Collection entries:
::::::

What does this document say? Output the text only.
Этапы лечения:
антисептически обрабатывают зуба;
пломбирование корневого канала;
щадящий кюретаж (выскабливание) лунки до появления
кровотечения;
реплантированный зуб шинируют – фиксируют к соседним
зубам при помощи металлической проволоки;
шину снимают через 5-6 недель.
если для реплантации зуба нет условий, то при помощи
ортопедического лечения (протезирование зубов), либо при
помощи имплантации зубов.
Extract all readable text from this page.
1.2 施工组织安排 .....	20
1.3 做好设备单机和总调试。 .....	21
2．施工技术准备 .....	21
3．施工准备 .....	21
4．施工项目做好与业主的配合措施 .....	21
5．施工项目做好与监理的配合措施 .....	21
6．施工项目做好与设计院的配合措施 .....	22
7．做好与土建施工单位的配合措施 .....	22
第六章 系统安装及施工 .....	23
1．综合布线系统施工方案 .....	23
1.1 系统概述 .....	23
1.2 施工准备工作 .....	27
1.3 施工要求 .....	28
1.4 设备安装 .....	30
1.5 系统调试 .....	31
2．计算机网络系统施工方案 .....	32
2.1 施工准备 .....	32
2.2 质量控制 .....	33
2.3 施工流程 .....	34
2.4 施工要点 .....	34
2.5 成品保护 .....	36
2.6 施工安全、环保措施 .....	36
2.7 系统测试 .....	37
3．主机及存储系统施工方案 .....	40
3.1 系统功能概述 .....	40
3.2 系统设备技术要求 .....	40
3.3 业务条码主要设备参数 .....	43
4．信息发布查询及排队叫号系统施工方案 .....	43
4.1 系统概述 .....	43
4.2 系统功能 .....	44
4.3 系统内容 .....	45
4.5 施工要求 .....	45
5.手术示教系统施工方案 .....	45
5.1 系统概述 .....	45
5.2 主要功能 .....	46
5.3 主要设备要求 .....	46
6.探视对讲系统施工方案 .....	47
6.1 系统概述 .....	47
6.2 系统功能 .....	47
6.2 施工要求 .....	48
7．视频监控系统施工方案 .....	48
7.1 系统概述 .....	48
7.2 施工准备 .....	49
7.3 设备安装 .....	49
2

::::::

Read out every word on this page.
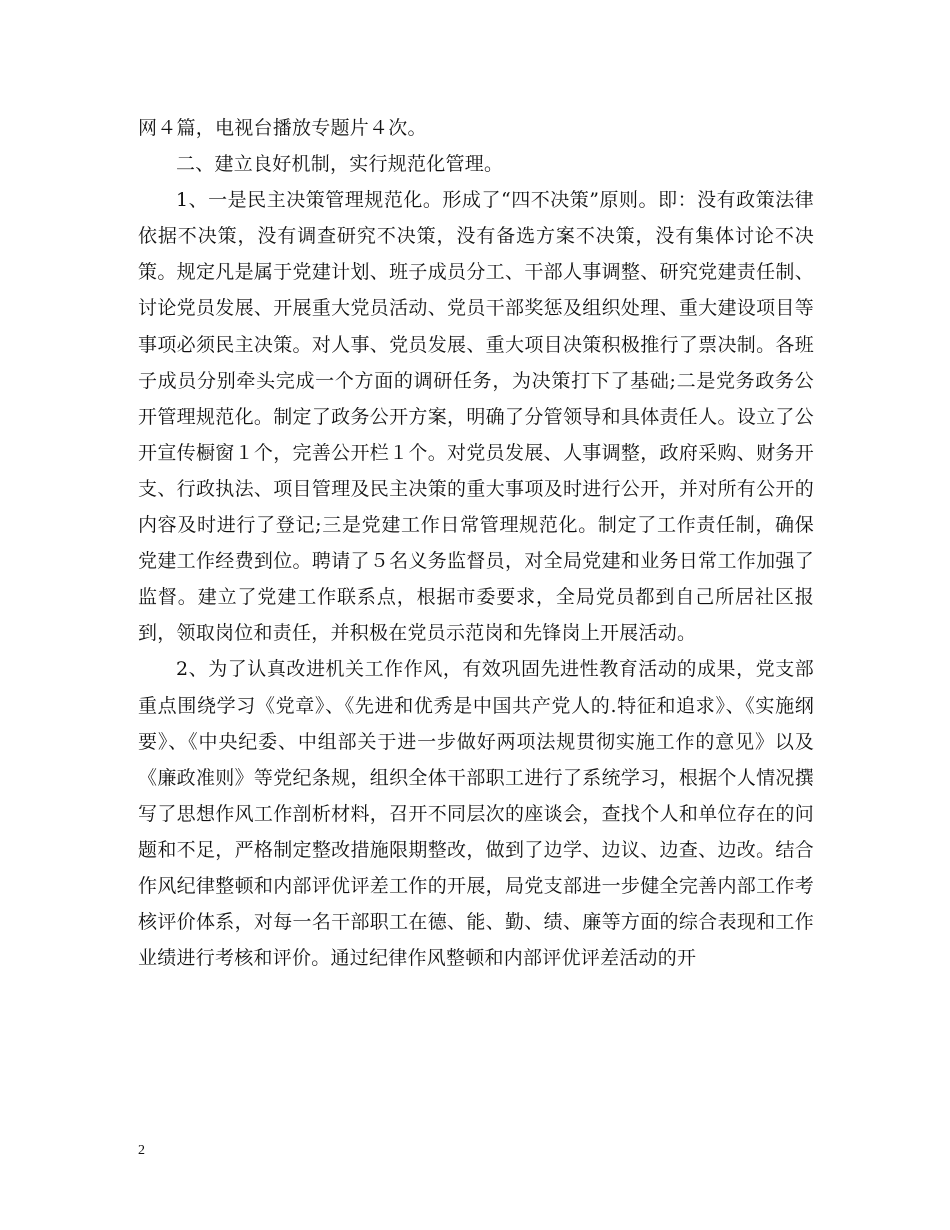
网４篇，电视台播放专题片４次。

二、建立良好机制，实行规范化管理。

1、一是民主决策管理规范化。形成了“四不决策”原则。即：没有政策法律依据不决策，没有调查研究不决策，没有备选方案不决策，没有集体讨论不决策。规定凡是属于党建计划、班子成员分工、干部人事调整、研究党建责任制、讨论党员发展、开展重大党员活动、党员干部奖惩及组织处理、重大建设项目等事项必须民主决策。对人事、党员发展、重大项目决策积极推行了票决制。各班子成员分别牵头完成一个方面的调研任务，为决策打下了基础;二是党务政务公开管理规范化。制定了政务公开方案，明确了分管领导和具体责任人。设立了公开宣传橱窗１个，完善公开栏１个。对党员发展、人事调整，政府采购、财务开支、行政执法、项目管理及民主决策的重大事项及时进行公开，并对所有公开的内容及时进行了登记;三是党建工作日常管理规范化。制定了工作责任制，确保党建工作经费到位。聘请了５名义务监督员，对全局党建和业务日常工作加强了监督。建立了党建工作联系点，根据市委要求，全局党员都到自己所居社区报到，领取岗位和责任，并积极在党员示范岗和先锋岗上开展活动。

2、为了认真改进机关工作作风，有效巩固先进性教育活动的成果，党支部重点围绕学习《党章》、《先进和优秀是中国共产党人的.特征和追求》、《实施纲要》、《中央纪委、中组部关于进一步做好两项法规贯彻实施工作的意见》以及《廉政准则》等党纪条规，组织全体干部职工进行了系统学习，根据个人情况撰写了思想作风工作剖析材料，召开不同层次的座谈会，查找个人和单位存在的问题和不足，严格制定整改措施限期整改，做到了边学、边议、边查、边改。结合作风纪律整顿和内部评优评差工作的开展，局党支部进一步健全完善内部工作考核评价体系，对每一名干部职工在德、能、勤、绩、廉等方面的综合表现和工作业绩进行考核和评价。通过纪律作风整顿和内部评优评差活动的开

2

::::::

What is being asked
Pick out every line above that holds the word "зубов" and copy it.

Output for this task
ортопедического лечения (протезирование зубов), либо при
помощи имплантации зубов.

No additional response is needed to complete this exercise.